### Problem
Would you set down every entry shown below, precisely as written?

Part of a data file

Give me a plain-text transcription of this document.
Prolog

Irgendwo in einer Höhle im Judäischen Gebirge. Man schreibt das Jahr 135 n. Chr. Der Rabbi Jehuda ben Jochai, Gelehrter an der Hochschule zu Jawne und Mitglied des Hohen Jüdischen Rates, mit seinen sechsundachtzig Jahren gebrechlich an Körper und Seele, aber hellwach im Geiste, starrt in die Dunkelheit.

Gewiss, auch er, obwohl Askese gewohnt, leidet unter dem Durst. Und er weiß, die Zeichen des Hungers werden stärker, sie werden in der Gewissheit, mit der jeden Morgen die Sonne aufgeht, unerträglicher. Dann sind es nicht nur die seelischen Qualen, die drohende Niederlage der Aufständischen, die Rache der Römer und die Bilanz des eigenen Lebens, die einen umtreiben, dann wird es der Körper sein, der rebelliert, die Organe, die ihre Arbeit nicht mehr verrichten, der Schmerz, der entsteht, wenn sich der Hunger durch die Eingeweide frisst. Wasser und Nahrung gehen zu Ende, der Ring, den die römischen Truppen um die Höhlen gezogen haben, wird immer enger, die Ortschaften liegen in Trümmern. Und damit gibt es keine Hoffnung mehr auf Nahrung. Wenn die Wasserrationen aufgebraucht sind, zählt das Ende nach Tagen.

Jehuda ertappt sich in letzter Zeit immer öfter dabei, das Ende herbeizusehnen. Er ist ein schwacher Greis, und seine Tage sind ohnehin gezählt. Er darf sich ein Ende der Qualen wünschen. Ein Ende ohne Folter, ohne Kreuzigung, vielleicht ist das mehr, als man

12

### Exercise result
Give me a plain-text transcription of this document.
Prolog

Irgendwo in einer Höhle im Judäischen Gebirge. Man schreibt das Jahr 135 n. Chr. Der Rabbi Jehuda ben Jochai, Gelehrter an der Hochschule zu Jawne und Mitglied des Hohen Jüdischen Rates, mit seinen sechsundachtzig Jahren gebrechlich an Körper und Seele, aber hellwach im Geiste, starrt in die Dunkelheit.

Gewiss, auch er, obwohl Askese gewohnt, leidet unter dem Durst. Und er weiß, die Zeichen des Hungers werden stärker, sie werden in der Gewissheit, mit der jeden Morgen die Sonne aufgeht, unerträglicher. Dann sind es nicht nur die seelischen Qualen, die drohende Niederlage der Aufständischen, die Rache der Römer und die Bilanz des eigenen Lebens, die einen umtreiben, dann wird es der Körper sein, der rebelliert, die Organe, die ihre Arbeit nicht mehr verrichten, der Schmerz, der entsteht, wenn sich der Hunger durch die Eingeweide frisst. Wasser und Nahrung gehen zu Ende, der Ring, den die römischen Truppen um die Höhlen gezogen haben, wird immer enger, die Ortschaften liegen in Trümmern. Und damit gibt es keine Hoffnung mehr auf Nahrung. Wenn die Wasserrationen aufgebraucht sind, zählt das Ende nach Tagen.

Jehuda ertappt sich in letzter Zeit immer öfter dabei, das Ende herbeizusehnen. Er ist ein schwacher Greis, und seine Tage sind ohnehin gezählt. Er darf sich ein Ende der Qualen wünschen. Ein Ende ohne Folter, ohne Kreuzigung, vielleicht ist das mehr, als man

12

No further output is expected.